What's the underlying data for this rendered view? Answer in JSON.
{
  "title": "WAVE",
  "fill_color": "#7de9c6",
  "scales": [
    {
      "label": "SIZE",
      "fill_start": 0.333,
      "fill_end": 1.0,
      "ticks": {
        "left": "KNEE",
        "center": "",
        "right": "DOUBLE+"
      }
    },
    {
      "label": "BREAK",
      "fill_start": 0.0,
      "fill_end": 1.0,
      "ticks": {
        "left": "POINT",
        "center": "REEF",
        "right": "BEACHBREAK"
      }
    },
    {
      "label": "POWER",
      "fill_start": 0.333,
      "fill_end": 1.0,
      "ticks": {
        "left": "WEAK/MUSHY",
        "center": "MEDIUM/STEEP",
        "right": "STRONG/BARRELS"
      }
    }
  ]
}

================================

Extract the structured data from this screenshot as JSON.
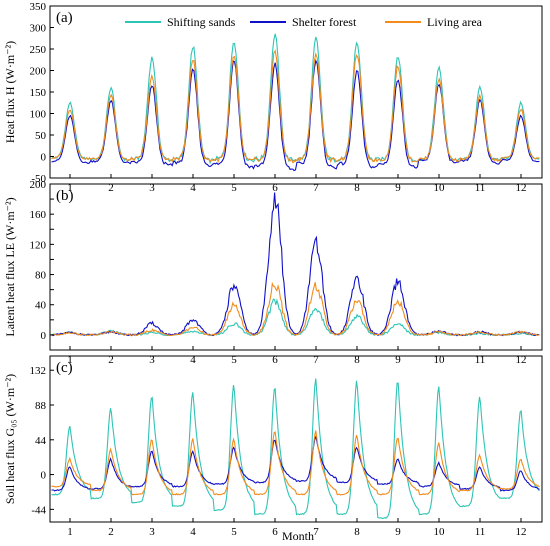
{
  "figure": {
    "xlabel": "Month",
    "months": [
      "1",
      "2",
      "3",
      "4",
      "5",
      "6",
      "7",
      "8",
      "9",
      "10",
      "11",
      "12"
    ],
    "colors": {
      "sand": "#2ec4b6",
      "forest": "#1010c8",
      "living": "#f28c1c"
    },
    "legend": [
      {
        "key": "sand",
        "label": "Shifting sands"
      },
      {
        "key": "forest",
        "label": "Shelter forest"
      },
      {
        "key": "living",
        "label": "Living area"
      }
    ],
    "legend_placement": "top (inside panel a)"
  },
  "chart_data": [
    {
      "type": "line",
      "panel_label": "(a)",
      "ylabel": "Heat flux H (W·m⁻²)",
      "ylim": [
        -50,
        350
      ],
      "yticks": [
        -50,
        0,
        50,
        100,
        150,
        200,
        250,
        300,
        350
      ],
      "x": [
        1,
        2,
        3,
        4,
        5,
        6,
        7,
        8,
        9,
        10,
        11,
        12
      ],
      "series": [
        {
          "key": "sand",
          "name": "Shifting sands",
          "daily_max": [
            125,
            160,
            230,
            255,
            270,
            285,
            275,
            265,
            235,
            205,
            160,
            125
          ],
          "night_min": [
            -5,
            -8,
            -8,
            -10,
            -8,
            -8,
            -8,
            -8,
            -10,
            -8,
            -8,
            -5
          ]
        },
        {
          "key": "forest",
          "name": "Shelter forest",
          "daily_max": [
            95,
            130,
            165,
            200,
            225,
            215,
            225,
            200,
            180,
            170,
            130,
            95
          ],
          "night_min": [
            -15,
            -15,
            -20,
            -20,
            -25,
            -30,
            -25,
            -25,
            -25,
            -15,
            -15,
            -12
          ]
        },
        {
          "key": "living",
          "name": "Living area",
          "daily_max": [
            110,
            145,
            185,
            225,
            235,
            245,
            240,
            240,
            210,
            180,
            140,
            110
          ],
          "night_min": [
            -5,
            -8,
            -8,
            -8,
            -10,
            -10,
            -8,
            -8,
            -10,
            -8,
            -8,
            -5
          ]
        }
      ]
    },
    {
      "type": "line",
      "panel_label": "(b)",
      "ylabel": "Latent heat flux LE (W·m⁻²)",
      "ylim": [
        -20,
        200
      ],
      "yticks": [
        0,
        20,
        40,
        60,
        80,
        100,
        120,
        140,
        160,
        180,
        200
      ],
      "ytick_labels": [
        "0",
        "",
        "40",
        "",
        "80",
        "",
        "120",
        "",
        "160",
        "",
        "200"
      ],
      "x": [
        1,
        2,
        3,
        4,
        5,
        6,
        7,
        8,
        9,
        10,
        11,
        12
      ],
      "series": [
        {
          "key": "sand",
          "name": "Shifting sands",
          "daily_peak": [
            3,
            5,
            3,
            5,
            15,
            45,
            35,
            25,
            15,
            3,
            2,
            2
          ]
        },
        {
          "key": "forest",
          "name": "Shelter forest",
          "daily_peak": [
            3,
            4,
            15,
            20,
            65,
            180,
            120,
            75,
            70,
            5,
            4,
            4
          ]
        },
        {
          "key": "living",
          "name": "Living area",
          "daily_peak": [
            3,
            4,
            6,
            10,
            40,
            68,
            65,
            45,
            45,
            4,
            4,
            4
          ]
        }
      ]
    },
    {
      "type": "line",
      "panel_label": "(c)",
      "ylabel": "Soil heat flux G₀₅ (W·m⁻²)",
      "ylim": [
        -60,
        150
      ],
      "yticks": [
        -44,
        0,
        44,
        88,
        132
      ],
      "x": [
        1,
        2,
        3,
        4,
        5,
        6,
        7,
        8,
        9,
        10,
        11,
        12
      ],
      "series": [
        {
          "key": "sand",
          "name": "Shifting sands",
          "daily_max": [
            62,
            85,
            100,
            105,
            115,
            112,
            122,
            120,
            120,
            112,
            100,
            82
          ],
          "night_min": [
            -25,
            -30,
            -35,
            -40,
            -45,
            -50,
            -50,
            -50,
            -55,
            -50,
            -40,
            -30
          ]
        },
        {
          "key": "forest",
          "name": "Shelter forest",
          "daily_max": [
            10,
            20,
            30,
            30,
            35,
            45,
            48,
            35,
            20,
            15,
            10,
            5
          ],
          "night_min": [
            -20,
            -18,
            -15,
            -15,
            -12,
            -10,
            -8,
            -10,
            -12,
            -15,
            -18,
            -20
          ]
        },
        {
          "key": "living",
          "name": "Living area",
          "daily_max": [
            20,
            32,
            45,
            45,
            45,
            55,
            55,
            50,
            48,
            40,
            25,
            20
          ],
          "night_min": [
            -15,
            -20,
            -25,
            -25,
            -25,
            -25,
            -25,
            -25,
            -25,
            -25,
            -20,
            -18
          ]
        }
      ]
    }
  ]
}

================================

» Stated task
Above are the records; copy every line in them that holds the word "right".

» Output of the exercise
        "right": "DOUBLE+"
        "right": "BEACHBREAK"
        "right": "STRONG/BARRELS"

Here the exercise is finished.